* Lines of data:
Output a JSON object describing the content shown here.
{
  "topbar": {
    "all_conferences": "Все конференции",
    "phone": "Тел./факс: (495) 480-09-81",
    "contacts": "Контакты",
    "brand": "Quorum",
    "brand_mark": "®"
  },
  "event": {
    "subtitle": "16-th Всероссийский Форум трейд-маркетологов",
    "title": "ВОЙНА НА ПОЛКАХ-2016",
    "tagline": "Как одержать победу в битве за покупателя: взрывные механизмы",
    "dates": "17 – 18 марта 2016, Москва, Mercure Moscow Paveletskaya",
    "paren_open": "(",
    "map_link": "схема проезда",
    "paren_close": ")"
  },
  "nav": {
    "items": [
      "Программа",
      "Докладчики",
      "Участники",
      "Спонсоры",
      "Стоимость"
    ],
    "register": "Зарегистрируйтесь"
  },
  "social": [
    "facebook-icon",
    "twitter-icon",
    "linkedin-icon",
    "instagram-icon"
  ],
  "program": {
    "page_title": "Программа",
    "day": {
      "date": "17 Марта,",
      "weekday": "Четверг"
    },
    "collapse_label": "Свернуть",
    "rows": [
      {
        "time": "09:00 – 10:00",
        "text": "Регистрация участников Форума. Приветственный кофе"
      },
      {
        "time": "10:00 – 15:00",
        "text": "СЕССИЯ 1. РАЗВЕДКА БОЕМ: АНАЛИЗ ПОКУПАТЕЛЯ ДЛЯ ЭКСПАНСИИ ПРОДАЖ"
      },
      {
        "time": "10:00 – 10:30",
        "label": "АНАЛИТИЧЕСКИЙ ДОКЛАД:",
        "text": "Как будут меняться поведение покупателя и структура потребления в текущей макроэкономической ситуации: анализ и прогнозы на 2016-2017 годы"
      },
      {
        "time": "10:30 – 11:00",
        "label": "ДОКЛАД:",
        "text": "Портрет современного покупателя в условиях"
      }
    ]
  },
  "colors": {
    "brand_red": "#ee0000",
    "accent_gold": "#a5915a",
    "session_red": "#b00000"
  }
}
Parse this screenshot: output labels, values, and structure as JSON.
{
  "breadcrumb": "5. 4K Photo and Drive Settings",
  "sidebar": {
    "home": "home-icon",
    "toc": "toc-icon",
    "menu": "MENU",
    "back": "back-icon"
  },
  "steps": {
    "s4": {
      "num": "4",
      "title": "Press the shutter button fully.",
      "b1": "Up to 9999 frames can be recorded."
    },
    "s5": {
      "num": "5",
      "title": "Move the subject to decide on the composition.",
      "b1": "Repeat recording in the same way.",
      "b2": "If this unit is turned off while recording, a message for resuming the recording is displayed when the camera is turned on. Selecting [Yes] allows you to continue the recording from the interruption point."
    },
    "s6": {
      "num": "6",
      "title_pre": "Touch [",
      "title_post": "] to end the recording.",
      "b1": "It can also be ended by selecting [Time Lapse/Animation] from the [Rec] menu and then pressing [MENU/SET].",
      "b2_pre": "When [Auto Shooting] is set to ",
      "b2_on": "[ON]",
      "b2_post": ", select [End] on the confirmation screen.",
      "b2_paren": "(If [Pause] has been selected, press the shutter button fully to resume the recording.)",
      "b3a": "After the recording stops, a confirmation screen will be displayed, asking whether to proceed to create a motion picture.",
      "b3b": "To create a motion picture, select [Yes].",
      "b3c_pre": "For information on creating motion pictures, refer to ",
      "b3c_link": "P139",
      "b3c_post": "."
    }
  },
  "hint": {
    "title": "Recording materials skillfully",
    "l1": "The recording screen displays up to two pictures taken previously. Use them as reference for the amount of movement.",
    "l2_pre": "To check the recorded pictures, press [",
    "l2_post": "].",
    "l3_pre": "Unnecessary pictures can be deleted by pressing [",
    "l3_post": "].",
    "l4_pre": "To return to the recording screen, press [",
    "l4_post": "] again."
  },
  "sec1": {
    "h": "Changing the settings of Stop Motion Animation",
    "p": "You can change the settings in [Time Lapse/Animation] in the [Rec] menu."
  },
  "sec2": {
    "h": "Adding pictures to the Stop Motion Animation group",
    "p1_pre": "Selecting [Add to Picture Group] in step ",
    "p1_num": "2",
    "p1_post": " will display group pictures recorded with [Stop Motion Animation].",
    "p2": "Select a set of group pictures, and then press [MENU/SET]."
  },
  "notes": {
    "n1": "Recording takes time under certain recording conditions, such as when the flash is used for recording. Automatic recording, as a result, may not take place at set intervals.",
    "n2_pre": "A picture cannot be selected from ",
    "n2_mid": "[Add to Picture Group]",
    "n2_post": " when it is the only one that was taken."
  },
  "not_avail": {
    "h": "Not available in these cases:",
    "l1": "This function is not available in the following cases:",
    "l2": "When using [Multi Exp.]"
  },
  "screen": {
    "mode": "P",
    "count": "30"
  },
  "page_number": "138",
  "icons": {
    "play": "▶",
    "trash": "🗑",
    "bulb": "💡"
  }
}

...

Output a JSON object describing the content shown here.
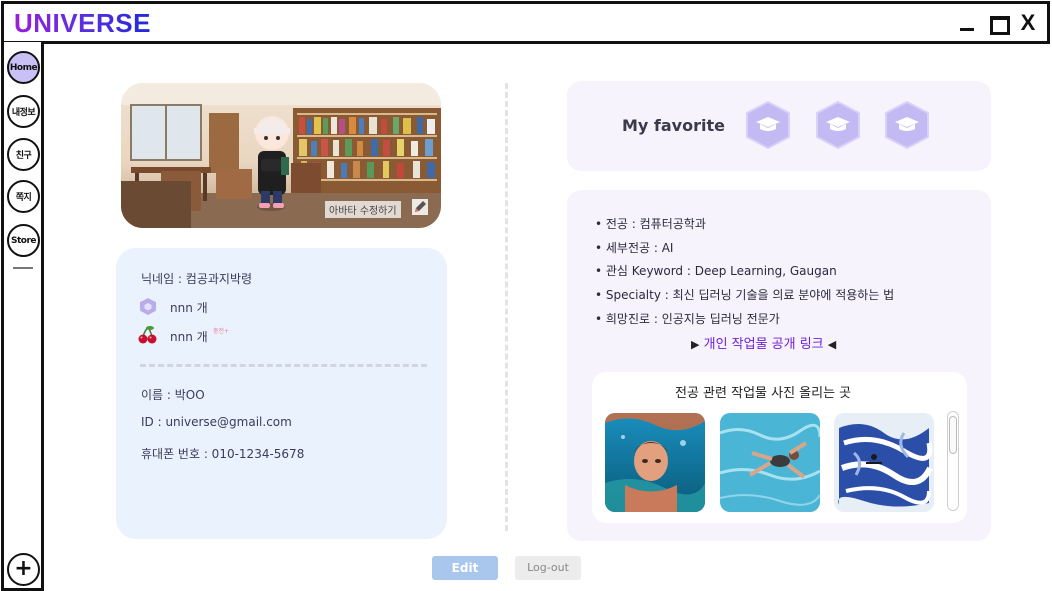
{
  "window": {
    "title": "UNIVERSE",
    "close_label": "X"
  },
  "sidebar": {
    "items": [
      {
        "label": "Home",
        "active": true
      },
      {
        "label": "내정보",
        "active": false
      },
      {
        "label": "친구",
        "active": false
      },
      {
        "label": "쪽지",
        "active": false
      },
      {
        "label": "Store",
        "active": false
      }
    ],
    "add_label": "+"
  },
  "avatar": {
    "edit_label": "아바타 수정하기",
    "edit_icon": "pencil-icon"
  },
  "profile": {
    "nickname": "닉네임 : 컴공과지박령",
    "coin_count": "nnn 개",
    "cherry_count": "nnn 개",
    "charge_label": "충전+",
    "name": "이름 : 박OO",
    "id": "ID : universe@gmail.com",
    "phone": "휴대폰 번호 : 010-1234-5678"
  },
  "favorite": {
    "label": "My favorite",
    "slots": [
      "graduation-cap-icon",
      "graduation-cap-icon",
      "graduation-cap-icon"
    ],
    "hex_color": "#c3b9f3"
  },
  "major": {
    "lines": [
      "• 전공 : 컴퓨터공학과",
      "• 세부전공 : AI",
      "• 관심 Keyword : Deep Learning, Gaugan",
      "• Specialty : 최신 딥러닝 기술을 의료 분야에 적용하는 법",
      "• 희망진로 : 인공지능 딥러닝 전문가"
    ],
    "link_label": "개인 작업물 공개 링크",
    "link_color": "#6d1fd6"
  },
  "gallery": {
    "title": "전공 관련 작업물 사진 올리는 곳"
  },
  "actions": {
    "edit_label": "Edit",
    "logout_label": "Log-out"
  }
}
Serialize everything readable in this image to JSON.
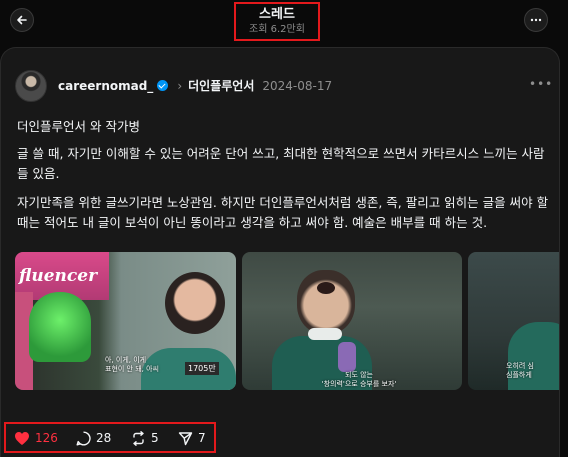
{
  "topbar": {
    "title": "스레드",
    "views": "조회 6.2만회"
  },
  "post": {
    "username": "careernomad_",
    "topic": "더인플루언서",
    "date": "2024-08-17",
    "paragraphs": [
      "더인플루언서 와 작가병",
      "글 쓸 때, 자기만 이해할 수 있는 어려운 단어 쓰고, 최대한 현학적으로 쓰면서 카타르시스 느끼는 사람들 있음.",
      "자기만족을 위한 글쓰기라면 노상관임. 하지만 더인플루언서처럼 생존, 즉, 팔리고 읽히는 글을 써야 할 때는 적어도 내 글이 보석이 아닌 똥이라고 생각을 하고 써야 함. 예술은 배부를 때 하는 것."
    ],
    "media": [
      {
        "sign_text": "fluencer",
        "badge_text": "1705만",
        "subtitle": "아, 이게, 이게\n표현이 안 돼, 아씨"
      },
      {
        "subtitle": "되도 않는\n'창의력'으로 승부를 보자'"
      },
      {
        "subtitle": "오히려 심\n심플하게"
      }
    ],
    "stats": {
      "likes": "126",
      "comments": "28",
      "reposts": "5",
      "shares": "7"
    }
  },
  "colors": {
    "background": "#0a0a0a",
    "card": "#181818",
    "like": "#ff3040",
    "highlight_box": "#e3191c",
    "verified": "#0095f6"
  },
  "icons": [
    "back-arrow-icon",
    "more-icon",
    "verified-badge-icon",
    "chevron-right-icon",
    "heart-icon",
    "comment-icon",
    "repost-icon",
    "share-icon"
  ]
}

* EXERCISE PROMPT:
Pick out each line that holds the string "JSON".

* EXERCISE OUTPUT:
Output a JSON object describing the content shown here.
Parse this screenshot: output labels, values, and structure as JSON.
Output a JSON object describing the content shown here.
Serialize everything readable in this image to JSON.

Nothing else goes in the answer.